__REQUEST__:
Search the listing below for the string "Azure" and show each line that contains it.

[Begin]

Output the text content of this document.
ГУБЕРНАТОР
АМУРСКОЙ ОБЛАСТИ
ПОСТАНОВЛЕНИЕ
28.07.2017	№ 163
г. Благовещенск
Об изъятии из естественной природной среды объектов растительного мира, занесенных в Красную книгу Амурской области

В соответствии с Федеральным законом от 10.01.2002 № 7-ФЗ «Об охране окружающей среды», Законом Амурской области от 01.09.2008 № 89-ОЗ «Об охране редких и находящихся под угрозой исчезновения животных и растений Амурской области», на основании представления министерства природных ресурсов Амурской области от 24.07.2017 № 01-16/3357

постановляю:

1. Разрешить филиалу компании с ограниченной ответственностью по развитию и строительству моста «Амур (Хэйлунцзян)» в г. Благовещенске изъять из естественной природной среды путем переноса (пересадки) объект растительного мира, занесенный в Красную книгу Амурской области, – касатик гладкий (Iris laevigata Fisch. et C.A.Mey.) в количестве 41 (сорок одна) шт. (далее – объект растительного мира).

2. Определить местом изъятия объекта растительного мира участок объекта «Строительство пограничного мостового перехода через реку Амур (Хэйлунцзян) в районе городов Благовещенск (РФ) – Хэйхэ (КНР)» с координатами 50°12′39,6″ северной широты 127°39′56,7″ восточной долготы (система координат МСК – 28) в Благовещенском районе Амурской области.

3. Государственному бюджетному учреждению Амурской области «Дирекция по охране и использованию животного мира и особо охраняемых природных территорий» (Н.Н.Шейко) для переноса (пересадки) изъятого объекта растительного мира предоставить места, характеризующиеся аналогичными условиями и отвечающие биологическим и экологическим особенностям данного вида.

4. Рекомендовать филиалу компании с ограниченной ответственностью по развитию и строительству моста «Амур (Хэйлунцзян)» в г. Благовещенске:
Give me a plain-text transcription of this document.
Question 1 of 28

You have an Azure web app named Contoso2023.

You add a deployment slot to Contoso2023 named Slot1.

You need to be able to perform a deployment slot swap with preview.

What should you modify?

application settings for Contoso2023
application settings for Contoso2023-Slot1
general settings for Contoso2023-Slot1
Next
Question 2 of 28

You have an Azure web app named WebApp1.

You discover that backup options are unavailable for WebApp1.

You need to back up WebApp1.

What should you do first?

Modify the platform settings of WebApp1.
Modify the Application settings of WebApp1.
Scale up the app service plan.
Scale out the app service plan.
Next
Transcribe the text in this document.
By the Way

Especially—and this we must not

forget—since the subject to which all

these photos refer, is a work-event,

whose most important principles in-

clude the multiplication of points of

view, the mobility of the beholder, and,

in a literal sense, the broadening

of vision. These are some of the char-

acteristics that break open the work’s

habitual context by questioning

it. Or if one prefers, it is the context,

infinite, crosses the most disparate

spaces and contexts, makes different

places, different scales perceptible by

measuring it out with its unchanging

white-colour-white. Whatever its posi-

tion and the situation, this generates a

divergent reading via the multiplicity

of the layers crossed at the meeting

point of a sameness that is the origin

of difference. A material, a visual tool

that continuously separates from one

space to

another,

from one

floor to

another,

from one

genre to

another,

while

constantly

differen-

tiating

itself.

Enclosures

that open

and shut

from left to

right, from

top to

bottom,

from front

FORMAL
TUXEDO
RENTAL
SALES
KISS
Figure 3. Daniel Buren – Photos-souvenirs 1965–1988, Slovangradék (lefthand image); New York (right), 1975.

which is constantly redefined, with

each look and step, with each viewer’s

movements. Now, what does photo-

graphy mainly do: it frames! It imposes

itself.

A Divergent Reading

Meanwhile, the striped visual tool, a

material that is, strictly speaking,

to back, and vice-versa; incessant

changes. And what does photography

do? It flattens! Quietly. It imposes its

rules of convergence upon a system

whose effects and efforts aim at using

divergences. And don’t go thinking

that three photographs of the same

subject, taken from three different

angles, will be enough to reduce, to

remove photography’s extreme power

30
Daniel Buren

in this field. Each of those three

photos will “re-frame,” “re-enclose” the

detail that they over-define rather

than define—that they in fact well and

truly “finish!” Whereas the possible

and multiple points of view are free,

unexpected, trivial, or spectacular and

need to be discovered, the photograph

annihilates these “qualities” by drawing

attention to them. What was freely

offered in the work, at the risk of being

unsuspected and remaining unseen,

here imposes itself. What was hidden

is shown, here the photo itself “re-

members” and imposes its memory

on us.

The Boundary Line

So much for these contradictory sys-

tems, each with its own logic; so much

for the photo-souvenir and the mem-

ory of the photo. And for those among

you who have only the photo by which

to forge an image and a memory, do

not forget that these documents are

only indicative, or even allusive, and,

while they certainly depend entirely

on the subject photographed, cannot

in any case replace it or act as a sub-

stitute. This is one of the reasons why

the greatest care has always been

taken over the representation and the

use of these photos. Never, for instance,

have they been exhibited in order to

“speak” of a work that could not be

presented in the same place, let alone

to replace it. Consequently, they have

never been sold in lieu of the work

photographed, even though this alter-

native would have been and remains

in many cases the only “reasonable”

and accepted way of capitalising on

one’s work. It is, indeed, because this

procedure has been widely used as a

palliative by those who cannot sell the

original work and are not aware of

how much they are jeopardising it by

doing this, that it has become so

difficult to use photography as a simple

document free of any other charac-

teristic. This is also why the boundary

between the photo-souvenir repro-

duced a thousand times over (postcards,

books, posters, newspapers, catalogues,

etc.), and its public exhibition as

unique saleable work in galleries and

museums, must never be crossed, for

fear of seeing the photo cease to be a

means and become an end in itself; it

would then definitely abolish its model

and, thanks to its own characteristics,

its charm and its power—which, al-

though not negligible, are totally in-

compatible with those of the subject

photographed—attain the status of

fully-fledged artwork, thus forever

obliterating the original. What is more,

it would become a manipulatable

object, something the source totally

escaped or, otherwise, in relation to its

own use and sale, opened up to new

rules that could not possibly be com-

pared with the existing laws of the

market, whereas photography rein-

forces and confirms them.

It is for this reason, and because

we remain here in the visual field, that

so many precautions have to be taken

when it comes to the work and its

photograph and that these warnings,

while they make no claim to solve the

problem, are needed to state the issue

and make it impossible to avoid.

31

[End]

__COMPLETED EXERCISE__:
You have an Azure web app named Contoso2023.
You have an Azure web app named WebApp1.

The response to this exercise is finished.